*EXERCISE*
Single out each line with the word "Apartments" and copy it.

[Stored data entries]

---

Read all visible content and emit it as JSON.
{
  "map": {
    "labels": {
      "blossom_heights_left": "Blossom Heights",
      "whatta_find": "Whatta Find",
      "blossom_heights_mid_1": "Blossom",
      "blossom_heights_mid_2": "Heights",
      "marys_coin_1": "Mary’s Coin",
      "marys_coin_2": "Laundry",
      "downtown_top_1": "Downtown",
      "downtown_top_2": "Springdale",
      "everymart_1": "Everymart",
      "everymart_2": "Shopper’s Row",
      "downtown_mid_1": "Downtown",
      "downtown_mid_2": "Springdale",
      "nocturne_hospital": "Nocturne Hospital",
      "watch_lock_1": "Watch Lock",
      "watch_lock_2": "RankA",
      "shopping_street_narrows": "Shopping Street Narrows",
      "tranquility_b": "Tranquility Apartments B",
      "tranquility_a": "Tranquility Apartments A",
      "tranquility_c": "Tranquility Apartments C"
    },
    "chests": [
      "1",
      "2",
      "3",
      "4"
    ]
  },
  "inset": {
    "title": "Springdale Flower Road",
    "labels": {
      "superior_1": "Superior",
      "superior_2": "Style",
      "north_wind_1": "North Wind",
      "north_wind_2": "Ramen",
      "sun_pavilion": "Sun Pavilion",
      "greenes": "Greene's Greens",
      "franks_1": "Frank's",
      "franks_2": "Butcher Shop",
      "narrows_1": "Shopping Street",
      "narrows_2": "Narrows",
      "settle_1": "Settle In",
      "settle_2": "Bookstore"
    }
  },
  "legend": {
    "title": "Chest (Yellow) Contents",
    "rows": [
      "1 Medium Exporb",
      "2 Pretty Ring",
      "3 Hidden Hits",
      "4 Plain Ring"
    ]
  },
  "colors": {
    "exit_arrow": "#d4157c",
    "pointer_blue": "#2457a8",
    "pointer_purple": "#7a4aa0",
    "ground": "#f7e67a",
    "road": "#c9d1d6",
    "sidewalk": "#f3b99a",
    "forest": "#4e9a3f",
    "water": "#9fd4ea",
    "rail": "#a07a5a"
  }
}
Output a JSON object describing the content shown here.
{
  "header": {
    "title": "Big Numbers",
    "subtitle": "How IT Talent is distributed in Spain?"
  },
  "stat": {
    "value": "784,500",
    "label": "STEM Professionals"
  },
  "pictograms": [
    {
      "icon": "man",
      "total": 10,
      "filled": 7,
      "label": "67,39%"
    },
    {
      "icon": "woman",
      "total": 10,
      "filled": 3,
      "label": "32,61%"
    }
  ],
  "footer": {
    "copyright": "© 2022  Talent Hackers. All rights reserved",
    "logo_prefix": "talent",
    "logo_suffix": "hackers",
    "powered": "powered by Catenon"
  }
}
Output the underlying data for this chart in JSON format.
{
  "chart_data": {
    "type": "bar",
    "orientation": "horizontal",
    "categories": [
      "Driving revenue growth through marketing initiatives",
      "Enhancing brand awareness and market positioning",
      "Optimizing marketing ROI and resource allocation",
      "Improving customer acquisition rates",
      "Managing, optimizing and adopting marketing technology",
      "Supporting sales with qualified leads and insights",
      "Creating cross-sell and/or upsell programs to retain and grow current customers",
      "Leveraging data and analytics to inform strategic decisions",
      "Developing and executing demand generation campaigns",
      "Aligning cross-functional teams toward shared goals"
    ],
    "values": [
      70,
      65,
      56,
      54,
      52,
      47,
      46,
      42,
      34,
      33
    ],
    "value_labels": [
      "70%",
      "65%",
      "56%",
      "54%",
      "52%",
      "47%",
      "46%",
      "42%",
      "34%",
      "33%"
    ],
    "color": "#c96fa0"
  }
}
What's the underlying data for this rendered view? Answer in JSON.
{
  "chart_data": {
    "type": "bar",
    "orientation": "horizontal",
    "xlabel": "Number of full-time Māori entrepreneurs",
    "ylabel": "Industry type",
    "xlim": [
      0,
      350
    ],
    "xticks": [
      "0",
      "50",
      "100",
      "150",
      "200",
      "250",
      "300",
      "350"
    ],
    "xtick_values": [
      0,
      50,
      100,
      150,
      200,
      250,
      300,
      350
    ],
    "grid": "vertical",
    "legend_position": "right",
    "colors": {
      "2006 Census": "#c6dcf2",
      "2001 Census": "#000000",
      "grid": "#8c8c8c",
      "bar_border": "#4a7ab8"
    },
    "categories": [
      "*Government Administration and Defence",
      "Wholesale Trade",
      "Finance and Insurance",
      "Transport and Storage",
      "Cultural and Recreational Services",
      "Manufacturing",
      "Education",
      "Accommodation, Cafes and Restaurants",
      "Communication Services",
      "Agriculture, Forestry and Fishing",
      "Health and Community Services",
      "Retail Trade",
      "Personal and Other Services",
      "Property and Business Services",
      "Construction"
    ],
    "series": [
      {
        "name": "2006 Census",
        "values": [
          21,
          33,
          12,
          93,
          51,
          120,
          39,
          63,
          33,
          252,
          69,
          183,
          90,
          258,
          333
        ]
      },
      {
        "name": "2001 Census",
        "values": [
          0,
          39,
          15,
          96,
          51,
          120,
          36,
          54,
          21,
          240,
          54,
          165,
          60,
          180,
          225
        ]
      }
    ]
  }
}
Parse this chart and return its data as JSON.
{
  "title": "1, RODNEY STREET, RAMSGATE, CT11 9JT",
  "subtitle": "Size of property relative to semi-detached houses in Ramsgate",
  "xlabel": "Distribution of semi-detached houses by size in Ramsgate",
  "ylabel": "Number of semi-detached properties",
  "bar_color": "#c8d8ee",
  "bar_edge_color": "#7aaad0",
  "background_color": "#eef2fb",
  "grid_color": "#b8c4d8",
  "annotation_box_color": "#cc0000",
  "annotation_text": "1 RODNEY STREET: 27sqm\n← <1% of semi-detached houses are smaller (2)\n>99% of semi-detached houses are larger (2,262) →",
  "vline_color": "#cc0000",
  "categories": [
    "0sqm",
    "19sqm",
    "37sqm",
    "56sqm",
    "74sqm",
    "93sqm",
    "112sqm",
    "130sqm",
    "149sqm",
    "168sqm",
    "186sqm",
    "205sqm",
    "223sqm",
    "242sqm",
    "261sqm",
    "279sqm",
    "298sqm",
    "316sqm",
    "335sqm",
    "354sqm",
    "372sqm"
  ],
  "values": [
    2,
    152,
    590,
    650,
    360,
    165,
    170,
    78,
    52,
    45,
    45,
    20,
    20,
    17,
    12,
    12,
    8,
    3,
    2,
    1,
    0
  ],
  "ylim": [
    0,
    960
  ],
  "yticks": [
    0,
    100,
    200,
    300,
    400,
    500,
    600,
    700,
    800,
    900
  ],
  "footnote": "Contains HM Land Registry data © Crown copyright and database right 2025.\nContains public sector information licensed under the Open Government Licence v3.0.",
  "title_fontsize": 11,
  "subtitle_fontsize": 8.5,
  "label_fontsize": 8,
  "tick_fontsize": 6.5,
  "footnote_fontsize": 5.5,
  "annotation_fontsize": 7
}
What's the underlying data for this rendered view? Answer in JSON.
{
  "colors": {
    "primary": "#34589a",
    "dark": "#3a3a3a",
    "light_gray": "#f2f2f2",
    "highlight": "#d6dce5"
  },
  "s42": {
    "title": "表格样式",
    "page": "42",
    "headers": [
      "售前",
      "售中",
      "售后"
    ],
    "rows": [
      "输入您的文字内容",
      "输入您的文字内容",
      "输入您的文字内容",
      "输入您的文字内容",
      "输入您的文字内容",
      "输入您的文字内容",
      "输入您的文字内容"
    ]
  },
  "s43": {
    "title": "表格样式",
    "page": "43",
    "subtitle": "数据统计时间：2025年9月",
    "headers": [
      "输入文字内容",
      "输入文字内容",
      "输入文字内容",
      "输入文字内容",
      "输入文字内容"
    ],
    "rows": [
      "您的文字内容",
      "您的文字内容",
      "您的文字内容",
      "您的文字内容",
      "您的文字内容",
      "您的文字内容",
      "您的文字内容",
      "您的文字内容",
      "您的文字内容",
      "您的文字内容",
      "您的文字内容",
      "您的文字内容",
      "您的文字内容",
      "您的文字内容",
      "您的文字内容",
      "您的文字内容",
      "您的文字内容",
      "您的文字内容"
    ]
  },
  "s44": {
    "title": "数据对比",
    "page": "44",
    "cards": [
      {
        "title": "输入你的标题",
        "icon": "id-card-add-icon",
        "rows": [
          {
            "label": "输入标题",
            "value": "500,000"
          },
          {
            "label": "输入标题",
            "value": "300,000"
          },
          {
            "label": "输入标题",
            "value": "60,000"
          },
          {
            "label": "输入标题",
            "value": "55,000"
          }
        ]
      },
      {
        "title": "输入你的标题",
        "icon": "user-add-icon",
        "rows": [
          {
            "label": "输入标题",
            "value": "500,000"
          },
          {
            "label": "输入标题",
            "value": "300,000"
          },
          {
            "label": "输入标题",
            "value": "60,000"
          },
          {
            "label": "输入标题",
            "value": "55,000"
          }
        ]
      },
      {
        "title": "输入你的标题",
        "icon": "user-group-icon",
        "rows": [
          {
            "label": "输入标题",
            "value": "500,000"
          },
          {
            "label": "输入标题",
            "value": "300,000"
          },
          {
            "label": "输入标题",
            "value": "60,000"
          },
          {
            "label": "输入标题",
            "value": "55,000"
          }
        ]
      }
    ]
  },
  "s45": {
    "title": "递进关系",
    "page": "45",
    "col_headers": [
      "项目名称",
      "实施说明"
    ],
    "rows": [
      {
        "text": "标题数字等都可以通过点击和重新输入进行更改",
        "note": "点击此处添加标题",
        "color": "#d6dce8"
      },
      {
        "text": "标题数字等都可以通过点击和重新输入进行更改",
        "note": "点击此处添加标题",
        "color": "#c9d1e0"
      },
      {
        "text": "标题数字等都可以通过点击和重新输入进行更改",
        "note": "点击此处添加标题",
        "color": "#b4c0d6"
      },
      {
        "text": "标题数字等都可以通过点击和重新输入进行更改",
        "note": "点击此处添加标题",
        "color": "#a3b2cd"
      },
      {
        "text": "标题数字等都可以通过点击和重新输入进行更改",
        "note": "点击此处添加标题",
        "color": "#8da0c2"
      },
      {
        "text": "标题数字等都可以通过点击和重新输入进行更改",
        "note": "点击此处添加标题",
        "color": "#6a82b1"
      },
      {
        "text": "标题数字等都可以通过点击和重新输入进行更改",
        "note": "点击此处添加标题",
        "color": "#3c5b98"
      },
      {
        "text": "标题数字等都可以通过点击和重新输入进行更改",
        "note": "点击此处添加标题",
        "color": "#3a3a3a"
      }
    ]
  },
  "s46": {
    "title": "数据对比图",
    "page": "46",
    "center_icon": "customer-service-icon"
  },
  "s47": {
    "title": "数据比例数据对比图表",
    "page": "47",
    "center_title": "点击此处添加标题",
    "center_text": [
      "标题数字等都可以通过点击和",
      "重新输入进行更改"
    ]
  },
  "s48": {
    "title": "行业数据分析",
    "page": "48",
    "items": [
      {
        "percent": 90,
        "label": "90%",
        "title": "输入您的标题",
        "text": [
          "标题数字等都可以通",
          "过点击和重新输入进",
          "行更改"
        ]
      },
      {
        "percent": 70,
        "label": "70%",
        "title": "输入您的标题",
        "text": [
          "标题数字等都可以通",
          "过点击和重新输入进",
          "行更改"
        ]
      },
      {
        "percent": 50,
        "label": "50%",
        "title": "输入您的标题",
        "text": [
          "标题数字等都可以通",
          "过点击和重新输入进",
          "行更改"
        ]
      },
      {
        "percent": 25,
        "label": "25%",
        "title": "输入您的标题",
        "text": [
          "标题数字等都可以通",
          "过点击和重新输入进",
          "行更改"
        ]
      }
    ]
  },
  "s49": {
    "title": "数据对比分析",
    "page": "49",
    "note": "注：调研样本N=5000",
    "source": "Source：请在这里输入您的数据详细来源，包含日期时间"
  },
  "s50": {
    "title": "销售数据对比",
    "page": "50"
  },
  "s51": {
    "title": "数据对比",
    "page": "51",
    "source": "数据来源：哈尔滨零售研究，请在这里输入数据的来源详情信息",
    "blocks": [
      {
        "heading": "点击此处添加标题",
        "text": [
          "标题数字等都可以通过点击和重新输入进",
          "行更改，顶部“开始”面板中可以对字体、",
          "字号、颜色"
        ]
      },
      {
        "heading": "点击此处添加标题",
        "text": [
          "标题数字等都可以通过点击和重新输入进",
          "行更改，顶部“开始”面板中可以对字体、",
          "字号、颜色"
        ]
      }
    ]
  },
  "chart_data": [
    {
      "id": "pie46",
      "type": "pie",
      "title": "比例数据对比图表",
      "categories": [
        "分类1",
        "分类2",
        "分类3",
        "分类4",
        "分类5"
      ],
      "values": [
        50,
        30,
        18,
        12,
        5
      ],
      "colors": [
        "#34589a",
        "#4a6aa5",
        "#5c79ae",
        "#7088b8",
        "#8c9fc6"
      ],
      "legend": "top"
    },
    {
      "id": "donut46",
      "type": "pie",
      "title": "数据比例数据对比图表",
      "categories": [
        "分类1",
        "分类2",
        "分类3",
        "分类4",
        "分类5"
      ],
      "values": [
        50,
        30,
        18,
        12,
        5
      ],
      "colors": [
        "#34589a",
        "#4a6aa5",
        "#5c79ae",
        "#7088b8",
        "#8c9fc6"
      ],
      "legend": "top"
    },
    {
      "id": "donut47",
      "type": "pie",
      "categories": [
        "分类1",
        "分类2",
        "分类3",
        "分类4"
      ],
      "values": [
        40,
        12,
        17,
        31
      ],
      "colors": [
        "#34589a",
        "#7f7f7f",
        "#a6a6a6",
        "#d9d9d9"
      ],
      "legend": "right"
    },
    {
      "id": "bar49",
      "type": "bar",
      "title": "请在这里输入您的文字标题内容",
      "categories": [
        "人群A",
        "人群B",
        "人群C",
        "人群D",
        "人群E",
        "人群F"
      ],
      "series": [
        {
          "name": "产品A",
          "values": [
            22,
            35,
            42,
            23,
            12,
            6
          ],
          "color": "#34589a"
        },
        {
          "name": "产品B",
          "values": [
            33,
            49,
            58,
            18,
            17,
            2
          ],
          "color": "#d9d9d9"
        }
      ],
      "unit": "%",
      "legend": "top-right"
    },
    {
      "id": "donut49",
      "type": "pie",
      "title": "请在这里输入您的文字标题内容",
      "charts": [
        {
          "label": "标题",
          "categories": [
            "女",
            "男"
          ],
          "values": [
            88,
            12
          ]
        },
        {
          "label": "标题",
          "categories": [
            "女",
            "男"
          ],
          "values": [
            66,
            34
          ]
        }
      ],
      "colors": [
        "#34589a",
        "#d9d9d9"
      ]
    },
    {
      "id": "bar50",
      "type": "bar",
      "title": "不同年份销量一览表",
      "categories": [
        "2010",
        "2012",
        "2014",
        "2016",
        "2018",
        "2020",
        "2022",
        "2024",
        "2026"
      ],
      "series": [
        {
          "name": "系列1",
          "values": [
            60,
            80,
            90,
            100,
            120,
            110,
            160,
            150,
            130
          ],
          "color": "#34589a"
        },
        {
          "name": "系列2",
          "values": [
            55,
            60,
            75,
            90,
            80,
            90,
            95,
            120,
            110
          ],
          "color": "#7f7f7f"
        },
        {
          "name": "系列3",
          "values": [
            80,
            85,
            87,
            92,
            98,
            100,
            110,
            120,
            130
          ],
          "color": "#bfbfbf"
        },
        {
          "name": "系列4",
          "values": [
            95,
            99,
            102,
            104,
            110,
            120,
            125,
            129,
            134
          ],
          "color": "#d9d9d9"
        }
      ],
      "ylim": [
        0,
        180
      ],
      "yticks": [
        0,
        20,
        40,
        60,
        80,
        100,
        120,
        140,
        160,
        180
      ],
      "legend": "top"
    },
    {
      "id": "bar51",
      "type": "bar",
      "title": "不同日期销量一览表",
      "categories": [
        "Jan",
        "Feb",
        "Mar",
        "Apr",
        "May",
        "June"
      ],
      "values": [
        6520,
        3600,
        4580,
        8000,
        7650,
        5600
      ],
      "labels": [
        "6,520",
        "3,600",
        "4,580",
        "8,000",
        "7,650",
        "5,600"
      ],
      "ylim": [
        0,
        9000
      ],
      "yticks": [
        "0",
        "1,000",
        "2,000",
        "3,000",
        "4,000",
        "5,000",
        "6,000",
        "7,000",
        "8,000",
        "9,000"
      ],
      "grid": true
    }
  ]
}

---

*WRITTEN REPLY*
      "tranquility_b": "Tranquility Apartments B",
      "tranquility_a": "Tranquility Apartments A",
      "tranquility_c": "Tranquility Apartments C"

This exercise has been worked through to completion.